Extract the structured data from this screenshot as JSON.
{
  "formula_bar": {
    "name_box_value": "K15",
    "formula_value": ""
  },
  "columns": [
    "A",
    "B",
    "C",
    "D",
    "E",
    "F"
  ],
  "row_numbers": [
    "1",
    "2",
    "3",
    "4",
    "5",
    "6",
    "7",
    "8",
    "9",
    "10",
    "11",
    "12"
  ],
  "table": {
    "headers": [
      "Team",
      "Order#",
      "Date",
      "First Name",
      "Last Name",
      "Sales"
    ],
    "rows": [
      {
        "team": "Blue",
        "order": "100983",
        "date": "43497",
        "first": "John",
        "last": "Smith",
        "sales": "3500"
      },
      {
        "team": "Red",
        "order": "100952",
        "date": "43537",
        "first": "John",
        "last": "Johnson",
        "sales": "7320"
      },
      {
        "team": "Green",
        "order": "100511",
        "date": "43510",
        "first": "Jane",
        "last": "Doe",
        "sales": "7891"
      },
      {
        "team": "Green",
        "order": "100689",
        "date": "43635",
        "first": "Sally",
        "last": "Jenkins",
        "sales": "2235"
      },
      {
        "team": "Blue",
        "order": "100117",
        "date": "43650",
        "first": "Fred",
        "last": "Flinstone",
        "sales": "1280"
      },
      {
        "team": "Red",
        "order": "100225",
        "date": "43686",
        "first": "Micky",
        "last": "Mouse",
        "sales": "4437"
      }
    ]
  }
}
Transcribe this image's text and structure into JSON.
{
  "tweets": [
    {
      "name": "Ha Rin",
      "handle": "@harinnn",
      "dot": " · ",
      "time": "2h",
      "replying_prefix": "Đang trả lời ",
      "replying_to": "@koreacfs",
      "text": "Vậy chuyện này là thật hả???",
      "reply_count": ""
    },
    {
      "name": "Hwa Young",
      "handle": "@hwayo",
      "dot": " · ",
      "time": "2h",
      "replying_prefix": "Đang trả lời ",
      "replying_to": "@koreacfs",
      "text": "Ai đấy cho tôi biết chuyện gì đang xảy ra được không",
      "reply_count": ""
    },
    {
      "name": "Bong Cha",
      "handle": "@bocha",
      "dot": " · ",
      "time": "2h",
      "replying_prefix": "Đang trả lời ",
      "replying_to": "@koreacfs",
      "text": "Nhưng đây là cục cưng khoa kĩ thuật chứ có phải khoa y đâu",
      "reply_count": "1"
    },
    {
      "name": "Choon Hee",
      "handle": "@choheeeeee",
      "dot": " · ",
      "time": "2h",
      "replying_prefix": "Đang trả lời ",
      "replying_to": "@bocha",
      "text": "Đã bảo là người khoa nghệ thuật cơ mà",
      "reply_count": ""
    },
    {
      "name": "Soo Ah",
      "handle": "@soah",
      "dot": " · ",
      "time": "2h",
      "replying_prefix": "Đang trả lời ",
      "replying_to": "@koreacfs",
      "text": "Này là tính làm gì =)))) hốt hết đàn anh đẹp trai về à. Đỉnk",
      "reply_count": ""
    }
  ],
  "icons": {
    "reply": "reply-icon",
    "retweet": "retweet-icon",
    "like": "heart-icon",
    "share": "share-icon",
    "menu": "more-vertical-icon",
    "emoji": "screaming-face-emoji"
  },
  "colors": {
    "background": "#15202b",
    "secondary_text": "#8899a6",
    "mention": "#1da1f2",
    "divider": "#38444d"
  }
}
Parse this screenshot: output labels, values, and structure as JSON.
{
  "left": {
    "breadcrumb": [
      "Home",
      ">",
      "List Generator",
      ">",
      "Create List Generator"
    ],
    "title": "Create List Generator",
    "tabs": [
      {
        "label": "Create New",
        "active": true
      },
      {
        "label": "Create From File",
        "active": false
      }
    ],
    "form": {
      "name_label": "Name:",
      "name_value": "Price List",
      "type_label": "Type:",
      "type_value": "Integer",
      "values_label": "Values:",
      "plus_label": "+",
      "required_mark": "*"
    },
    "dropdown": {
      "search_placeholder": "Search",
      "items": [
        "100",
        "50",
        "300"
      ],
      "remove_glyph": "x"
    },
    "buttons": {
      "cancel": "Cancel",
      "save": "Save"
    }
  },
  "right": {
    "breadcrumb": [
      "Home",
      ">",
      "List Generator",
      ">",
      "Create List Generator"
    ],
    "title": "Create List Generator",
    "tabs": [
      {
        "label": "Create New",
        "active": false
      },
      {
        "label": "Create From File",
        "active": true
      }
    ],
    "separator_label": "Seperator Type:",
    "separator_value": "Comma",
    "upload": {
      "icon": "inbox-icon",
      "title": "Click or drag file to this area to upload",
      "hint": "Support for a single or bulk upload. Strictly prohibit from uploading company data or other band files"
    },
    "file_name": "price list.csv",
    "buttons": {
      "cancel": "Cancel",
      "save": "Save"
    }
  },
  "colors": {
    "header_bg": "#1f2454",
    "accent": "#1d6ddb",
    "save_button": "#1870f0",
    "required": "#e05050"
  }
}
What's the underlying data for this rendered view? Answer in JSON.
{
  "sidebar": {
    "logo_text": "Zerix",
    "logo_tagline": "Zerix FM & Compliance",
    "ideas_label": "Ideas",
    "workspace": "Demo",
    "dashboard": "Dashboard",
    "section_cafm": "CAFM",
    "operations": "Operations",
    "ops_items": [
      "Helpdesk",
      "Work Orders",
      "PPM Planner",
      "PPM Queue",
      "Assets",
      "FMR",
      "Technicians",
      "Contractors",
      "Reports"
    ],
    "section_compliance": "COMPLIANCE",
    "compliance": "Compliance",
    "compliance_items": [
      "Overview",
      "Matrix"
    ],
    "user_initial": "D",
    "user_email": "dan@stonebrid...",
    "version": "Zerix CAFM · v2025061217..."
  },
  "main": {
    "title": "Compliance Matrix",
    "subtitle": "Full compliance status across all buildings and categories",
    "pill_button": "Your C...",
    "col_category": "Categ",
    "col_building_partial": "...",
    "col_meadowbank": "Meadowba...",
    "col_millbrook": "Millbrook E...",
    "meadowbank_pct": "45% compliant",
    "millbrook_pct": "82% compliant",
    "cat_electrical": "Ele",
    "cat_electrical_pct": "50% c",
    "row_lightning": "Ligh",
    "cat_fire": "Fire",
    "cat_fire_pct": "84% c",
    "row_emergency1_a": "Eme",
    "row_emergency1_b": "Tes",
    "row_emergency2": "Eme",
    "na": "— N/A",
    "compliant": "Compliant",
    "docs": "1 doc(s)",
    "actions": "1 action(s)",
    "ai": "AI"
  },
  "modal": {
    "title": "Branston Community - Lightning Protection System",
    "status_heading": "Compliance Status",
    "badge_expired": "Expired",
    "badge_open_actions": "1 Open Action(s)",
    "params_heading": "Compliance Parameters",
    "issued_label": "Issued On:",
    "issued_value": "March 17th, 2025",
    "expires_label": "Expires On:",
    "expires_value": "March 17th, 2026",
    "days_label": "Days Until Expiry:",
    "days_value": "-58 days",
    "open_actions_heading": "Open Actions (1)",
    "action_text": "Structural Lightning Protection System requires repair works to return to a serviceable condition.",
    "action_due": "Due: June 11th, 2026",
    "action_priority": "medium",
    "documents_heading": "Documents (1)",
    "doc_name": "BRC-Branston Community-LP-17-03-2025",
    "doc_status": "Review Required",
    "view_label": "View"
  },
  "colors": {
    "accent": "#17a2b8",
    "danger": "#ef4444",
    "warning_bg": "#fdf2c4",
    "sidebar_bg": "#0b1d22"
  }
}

______________________________

__SET EXERCISE__
All of the lines above must be returned exactly.

__ANSWER TO THIS PROBLEM__
Extract the structured data from this screenshot as JSON.
{
  "formula_bar": {
    "name_box_value": "K15",
    "formula_value": ""
  },
  "columns": [
    "A",
    "B",
    "C",
    "D",
    "E",
    "F"
  ],
  "row_numbers": [
    "1",
    "2",
    "3",
    "4",
    "5",
    "6",
    "7",
    "8",
    "9",
    "10",
    "11",
    "12"
  ],
  "table": {
    "headers": [
      "Team",
      "Order#",
      "Date",
      "First Name",
      "Last Name",
      "Sales"
    ],
    "rows": [
      {
        "team": "Blue",
        "order": "100983",
        "date": "43497",
        "first": "John",
        "last": "Smith",
        "sales": "3500"
      },
      {
        "team": "Red",
        "order": "100952",
        "date": "43537",
        "first": "John",
        "last": "Johnson",
        "sales": "7320"
      },
      {
        "team": "Green",
        "order": "100511",
        "date": "43510",
        "first": "Jane",
        "last": "Doe",
        "sales": "7891"
      },
      {
        "team": "Green",
        "order": "100689",
        "date": "43635",
        "first": "Sally",
        "last": "Jenkins",
        "sales": "2235"
      },
      {
        "team": "Blue",
        "order": "100117",
        "date": "43650",
        "first": "Fred",
        "last": "Flinstone",
        "sales": "1280"
      },
      {
        "team": "Red",
        "order": "100225",
        "date": "43686",
        "first": "Micky",
        "last": "Mouse",
        "sales": "4437"
      }
    ]
  }
}
Transcribe this image's text and structure into JSON.
{
  "tweets": [
    {
      "name": "Ha Rin",
      "handle": "@harinnn",
      "dot": " · ",
      "time": "2h",
      "replying_prefix": "Đang trả lời ",
      "replying_to": "@koreacfs",
      "text": "Vậy chuyện này là thật hả???",
      "reply_count": ""
    },
    {
      "name": "Hwa Young",
      "handle": "@hwayo",
      "dot": " · ",
      "time": "2h",
      "replying_prefix": "Đang trả lời ",
      "replying_to": "@koreacfs",
      "text": "Ai đấy cho tôi biết chuyện gì đang xảy ra được không",
      "reply_count": ""
    },
    {
      "name": "Bong Cha",
      "handle": "@bocha",
      "dot": " · ",
      "time": "2h",
      "replying_prefix": "Đang trả lời ",
      "replying_to": "@koreacfs",
      "text": "Nhưng đây là cục cưng khoa kĩ thuật chứ có phải khoa y đâu",
      "reply_count": "1"
    },
    {
      "name": "Choon Hee",
      "handle": "@choheeeeee",
      "dot": " · ",
      "time": "2h",
      "replying_prefix": "Đang trả lời ",
      "replying_to": "@bocha",
      "text": "Đã bảo là người khoa nghệ thuật cơ mà",
      "reply_count": ""
    },
    {
      "name": "Soo Ah",
      "handle": "@soah",
      "dot": " · ",
      "time": "2h",
      "replying_prefix": "Đang trả lời ",
      "replying_to": "@koreacfs",
      "text": "Này là tính làm gì =)))) hốt hết đàn anh đẹp trai về à. Đỉnk",
      "reply_count": ""
    }
  ],
  "icons": {
    "reply": "reply-icon",
    "retweet": "retweet-icon",
    "like": "heart-icon",
    "share": "share-icon",
    "menu": "more-vertical-icon",
    "emoji": "screaming-face-emoji"
  },
  "colors": {
    "background": "#15202b",
    "secondary_text": "#8899a6",
    "mention": "#1da1f2",
    "divider": "#38444d"
  }
}
Parse this screenshot: output labels, values, and structure as JSON.
{
  "left": {
    "breadcrumb": [
      "Home",
      ">",
      "List Generator",
      ">",
      "Create List Generator"
    ],
    "title": "Create List Generator",
    "tabs": [
      {
        "label": "Create New",
        "active": true
      },
      {
        "label": "Create From File",
        "active": false
      }
    ],
    "form": {
      "name_label": "Name:",
      "name_value": "Price List",
      "type_label": "Type:",
      "type_value": "Integer",
      "values_label": "Values:",
      "plus_label": "+",
      "required_mark": "*"
    },
    "dropdown": {
      "search_placeholder": "Search",
      "items": [
        "100",
        "50",
        "300"
      ],
      "remove_glyph": "x"
    },
    "buttons": {
      "cancel": "Cancel",
      "save": "Save"
    }
  },
  "right": {
    "breadcrumb": [
      "Home",
      ">",
      "List Generator",
      ">",
      "Create List Generator"
    ],
    "title": "Create List Generator",
    "tabs": [
      {
        "label": "Create New",
        "active": false
      },
      {
        "label": "Create From File",
        "active": true
      }
    ],
    "separator_label": "Seperator Type:",
    "separator_value": "Comma",
    "upload": {
      "icon": "inbox-icon",
      "title": "Click or drag file to this area to upload",
      "hint": "Support for a single or bulk upload. Strictly prohibit from uploading company data or other band files"
    },
    "file_name": "price list.csv",
    "buttons": {
      "cancel": "Cancel",
      "save": "Save"
    }
  },
  "colors": {
    "header_bg": "#1f2454",
    "accent": "#1d6ddb",
    "save_button": "#1870f0",
    "required": "#e05050"
  }
}
What's the underlying data for this rendered view? Answer in JSON.
{
  "sidebar": {
    "logo_text": "Zerix",
    "logo_tagline": "Zerix FM & Compliance",
    "ideas_label": "Ideas",
    "workspace": "Demo",
    "dashboard": "Dashboard",
    "section_cafm": "CAFM",
    "operations": "Operations",
    "ops_items": [
      "Helpdesk",
      "Work Orders",
      "PPM Planner",
      "PPM Queue",
      "Assets",
      "FMR",
      "Technicians",
      "Contractors",
      "Reports"
    ],
    "section_compliance": "COMPLIANCE",
    "compliance": "Compliance",
    "compliance_items": [
      "Overview",
      "Matrix"
    ],
    "user_initial": "D",
    "user_email": "dan@stonebrid...",
    "version": "Zerix CAFM · v2025061217..."
  },
  "main": {
    "title": "Compliance Matrix",
    "subtitle": "Full compliance status across all buildings and categories",
    "pill_button": "Your C...",
    "col_category": "Categ",
    "col_building_partial": "...",
    "col_meadowbank": "Meadowba...",
    "col_millbrook": "Millbrook E...",
    "meadowbank_pct": "45% compliant",
    "millbrook_pct": "82% compliant",
    "cat_electrical": "Ele",
    "cat_electrical_pct": "50% c",
    "row_lightning": "Ligh",
    "cat_fire": "Fire",
    "cat_fire_pct": "84% c",
    "row_emergency1_a": "Eme",
    "row_emergency1_b": "Tes",
    "row_emergency2": "Eme",
    "na": "— N/A",
    "compliant": "Compliant",
    "docs": "1 doc(s)",
    "actions": "1 action(s)",
    "ai": "AI"
  },
  "modal": {
    "title": "Branston Community - Lightning Protection System",
    "status_heading": "Compliance Status",
    "badge_expired": "Expired",
    "badge_open_actions": "1 Open Action(s)",
    "params_heading": "Compliance Parameters",
    "issued_label": "Issued On:",
    "issued_value": "March 17th, 2025",
    "expires_label": "Expires On:",
    "expires_value": "March 17th, 2026",
    "days_label": "Days Until Expiry:",
    "days_value": "-58 days",
    "open_actions_heading": "Open Actions (1)",
    "action_text": "Structural Lightning Protection System requires repair works to return to a serviceable condition.",
    "action_due": "Due: June 11th, 2026",
    "action_priority": "medium",
    "documents_heading": "Documents (1)",
    "doc_name": "BRC-Branston Community-LP-17-03-2025",
    "doc_status": "Review Required",
    "view_label": "View"
  },
  "colors": {
    "accent": "#17a2b8",
    "danger": "#ef4444",
    "warning_bg": "#fdf2c4",
    "sidebar_bg": "#0b1d22"
  }
}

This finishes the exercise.